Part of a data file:

- - - -

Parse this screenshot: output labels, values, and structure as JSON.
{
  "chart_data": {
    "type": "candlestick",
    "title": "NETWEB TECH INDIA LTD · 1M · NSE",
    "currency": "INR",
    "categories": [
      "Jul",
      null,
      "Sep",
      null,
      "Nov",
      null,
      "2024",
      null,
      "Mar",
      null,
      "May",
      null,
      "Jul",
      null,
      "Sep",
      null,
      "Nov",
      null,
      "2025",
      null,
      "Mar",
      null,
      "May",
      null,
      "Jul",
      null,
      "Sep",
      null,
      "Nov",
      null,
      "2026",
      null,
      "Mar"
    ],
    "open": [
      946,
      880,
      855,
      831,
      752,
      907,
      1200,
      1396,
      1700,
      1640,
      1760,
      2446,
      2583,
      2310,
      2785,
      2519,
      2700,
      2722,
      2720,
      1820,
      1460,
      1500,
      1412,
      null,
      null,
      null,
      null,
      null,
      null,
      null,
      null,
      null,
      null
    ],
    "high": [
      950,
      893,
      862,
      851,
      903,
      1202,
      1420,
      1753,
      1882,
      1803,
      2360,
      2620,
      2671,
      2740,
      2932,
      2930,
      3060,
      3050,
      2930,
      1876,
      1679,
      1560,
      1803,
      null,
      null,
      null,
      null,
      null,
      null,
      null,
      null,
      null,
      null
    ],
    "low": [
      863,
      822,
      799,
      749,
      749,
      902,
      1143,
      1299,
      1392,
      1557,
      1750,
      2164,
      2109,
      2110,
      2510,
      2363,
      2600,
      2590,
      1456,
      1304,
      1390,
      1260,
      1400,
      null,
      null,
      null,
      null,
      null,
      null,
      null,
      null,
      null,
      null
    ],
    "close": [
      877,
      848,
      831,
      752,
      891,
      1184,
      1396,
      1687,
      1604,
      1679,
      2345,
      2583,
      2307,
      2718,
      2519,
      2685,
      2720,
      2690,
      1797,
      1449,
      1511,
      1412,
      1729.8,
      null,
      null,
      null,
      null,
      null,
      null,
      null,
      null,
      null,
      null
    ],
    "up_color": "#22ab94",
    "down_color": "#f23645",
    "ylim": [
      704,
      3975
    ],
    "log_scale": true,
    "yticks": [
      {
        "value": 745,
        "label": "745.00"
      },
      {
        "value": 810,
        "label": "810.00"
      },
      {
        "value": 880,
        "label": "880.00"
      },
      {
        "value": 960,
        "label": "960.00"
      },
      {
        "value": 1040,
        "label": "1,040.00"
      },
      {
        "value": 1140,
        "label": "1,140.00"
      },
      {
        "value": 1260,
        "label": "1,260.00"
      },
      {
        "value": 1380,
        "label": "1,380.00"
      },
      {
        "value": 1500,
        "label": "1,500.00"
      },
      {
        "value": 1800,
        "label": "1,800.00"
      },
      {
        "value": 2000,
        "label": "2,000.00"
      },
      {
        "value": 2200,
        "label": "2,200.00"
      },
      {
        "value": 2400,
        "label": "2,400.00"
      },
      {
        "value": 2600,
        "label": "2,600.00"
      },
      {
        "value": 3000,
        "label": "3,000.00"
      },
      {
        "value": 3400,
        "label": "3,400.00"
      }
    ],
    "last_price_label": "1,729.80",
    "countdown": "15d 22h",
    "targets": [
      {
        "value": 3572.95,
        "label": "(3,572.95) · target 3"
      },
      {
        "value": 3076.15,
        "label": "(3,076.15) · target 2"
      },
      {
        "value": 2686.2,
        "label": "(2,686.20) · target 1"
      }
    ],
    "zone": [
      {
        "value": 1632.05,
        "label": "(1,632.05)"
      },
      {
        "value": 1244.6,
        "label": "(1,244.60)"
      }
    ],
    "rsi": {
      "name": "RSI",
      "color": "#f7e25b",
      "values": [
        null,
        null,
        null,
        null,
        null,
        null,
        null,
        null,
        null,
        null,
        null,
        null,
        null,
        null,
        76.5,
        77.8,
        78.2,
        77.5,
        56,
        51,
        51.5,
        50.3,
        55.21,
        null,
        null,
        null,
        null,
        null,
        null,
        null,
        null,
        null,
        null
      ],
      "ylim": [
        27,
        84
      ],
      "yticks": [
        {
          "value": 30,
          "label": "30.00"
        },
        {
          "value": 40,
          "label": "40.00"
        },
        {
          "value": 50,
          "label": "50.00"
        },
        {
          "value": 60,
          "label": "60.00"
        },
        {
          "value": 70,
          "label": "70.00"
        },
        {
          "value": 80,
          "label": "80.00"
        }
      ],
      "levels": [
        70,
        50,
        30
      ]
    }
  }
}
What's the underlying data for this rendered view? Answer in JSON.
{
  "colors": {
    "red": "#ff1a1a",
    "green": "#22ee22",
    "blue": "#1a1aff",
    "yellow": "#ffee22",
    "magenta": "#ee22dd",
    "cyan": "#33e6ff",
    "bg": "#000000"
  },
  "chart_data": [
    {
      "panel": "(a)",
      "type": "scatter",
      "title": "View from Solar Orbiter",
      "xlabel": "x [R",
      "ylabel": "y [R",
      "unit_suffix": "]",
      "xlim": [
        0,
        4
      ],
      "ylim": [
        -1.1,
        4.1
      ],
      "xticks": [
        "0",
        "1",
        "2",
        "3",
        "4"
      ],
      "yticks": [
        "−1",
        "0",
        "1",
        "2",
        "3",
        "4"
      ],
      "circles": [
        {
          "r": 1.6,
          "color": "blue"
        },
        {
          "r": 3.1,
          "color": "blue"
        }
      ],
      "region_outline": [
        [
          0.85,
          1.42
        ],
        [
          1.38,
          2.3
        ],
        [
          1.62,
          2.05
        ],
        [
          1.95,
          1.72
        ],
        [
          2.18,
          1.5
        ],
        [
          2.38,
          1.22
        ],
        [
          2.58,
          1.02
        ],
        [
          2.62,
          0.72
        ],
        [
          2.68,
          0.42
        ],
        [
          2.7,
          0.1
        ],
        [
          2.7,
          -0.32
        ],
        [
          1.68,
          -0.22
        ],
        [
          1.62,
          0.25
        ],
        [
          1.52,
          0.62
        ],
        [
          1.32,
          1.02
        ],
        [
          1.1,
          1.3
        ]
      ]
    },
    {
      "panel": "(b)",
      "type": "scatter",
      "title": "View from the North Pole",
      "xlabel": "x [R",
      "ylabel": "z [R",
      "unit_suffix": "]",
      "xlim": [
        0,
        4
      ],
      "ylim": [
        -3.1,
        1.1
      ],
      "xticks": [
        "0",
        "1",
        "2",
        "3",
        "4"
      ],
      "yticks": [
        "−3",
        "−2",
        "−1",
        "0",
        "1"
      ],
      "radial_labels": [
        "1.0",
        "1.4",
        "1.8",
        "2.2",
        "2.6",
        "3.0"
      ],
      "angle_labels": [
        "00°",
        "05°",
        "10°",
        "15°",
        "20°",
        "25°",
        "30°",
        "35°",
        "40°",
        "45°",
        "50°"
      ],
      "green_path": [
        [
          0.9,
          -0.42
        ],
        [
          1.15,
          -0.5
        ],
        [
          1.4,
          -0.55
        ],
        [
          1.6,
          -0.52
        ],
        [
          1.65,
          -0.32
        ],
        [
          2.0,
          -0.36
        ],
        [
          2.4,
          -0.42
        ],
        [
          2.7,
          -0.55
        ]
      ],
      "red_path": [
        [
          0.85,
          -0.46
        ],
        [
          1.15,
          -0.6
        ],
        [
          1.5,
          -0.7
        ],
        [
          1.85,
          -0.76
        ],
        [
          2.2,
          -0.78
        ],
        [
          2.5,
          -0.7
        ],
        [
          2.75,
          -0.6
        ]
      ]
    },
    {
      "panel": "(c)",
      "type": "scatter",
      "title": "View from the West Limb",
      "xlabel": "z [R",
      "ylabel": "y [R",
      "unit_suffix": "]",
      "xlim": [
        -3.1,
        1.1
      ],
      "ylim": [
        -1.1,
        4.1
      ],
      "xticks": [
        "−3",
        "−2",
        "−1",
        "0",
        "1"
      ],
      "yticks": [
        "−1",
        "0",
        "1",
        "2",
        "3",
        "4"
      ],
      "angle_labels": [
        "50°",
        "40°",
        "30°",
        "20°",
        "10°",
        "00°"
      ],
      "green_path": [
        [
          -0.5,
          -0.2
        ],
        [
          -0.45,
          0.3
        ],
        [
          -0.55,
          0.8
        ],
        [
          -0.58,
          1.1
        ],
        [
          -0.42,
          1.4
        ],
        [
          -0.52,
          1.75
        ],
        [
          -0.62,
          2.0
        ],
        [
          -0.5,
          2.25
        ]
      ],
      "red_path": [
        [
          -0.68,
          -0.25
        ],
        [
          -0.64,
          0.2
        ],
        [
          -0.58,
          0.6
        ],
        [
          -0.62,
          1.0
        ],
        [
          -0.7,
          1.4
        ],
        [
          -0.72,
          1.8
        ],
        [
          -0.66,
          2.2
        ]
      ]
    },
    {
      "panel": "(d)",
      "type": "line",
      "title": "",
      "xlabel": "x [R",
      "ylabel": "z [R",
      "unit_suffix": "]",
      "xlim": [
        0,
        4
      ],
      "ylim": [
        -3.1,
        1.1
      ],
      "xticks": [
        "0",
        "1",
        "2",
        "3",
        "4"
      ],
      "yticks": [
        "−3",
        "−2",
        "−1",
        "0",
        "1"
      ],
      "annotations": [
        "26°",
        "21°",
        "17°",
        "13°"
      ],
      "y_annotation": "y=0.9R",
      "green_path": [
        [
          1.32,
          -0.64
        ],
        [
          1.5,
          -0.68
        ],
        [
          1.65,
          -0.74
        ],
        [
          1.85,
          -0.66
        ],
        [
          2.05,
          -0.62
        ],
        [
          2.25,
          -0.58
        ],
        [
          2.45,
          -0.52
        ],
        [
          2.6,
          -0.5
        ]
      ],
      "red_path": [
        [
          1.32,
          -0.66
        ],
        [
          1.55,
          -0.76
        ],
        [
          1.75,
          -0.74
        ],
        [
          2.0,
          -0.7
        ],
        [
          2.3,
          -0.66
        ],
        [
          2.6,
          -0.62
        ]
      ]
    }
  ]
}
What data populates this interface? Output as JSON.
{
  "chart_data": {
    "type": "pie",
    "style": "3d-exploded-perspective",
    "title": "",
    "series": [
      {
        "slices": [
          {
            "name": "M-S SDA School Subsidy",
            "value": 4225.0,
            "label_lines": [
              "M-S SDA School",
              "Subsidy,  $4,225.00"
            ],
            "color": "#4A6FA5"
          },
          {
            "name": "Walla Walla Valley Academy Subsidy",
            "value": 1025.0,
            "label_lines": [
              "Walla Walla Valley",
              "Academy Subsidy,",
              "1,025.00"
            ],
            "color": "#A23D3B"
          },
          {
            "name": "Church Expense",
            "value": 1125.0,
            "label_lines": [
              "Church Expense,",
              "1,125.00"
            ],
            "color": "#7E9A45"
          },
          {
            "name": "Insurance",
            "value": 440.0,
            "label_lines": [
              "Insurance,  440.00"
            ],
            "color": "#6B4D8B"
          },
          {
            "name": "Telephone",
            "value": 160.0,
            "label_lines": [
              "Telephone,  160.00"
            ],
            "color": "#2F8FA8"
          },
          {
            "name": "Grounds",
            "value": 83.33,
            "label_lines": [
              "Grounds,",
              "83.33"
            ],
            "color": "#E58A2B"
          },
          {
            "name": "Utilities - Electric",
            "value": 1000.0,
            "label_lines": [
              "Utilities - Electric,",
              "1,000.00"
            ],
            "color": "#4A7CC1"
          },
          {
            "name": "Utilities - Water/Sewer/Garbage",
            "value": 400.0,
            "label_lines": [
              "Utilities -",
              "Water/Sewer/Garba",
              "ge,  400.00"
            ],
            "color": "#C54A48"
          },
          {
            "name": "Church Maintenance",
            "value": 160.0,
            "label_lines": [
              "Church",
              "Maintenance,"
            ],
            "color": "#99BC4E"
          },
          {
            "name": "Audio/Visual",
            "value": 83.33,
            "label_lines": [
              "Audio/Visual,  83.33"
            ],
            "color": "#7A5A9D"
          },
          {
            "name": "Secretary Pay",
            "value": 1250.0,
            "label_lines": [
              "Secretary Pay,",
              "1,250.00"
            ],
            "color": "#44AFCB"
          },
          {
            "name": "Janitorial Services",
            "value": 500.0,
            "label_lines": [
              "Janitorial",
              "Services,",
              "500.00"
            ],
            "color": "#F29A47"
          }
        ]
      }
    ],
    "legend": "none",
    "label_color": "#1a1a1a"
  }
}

- - - -

→ TASK DESCRIPTION
Find every line that holds "Utilities" and copy it.

→ RESPONSE TO THIS EXERCISE
            "name": "Utilities - Electric",
              "Utilities - Electric,",
            "name": "Utilities - Water/Sewer/Garbage",
              "Utilities -",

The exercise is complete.